### Excerpt to read
15 April 2021 at 11:28 pm in reply to: Introducing MetroPSF – a program for ensemble photometry #584098
Nick JamesParticipantThanks. That works very well. I get a pretty good ensemble fit against Gaia G and a magnitude for SN 2021hpr of 14.21. This compares to 14.29 using my aperture photometry tool, presumably affected by the galaxy background. I think the SNR you quote is too low though. I get 168, you have 27. SNR is a difficult thing to calculate correctly. How do you do it?
14 April 2021 at 6:33 pm in reply to: Introducing MetroPSF – a program for ensemble photometry #584095
Nick JamesParticipantAttached. It is a gzipped FITS.
14 April 2021 at 7:59 am in reply to: Introducing MetroPSF – a program for ensemble photometry #584093
Nick JamesParticipantMaxim – Thanks, I’m almost there. I had forgotten the “Get comparison stars” step! Now I get a fit. The only problem remaining is when I click on the object the flux/magnitude etc are all zero. What am I doing wrong?
One other question – Am I right that the ensemble fit graph is upside down, i.e. the brightest magnitudes are in the lower left corner. Not a problem but I would just like to understand.
12 April 2021 at 7:22 am in reply to: Introducing MetroPSF – a program for ensemble photometry #584088
Nick JamesParticipantThanks. I get an error “630 match_mag” when computing the regression model. now.
10 April 2021 at 8:25 pm in reply to: Introducing MetroPSF – a program for ensemble photometry #584082
Nick JamesParticipantMichael – Yes, it seems to work fine without the astrometry.net key although my files are already platesolved. Here’s an example of the V1391 Cas field with the fit using V.

### Input data

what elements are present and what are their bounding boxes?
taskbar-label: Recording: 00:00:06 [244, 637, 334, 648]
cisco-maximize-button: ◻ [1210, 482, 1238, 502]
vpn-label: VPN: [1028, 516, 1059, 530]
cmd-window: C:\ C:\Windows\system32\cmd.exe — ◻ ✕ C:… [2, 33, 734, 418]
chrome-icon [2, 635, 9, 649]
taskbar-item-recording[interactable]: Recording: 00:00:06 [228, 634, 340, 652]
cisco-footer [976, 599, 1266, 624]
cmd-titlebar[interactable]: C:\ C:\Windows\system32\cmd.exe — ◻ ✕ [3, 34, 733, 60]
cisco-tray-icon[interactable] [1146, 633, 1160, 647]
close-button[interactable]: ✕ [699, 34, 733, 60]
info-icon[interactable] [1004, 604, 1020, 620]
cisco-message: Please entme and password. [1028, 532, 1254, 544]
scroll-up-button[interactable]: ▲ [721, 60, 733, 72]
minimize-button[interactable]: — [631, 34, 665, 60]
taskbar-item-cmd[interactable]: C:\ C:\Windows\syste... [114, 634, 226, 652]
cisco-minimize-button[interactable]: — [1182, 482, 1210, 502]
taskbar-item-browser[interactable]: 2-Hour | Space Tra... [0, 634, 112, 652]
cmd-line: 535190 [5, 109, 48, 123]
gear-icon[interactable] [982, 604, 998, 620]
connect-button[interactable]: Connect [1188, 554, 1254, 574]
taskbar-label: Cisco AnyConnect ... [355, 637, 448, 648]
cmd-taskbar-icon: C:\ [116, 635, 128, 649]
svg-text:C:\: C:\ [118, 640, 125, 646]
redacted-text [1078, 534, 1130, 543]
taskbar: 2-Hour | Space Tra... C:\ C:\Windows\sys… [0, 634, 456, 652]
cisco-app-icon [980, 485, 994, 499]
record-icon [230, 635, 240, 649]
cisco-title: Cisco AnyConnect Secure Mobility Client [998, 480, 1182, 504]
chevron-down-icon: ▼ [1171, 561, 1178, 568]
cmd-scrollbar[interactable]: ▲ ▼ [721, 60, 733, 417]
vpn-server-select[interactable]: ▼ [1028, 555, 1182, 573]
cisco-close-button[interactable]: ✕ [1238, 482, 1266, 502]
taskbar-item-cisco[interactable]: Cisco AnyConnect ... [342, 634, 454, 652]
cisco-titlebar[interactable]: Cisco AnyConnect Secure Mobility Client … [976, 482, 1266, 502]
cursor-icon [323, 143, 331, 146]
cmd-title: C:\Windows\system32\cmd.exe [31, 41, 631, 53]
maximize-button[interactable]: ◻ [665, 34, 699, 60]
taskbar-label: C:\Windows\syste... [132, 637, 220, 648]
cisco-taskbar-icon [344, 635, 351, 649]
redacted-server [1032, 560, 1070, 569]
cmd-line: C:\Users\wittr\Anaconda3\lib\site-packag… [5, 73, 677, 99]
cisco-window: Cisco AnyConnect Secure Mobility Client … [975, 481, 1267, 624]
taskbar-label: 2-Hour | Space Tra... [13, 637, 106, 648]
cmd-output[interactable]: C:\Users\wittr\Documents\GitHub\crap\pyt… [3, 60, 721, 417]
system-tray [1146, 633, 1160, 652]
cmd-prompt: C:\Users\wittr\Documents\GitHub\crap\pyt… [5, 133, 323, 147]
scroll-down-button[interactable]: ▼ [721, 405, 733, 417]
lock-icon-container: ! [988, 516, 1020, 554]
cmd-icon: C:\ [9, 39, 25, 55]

### How to complete this task
In the forum posts, rename "comparison stars" to "reference stars" and copy out the part between "14 April 2021 at 6:33" and "like to understand.", inclusive.

### Solution for this exercise
14 April 2021 at 6:33 pm in reply to: Introducing MetroPSF – a program for ensemble photometry #584095
Nick JamesParticipantAttached. It is a gzipped FITS.
14 April 2021 at 7:59 am in reply to: Introducing MetroPSF – a program for ensemble photometry #584093
Nick JamesParticipantMaxim – Thanks, I’m almost there. I had forgotten the “Get reference stars” step! Now I get a fit. The only problem remaining is when I click on the object the flux/magnitude etc are all zero. What am I doing wrong?
One other question – Am I right that the ensemble fit graph is upside down, i.e. the brightest magnitudes are in the lower left corner. Not a problem but I would just like to understand.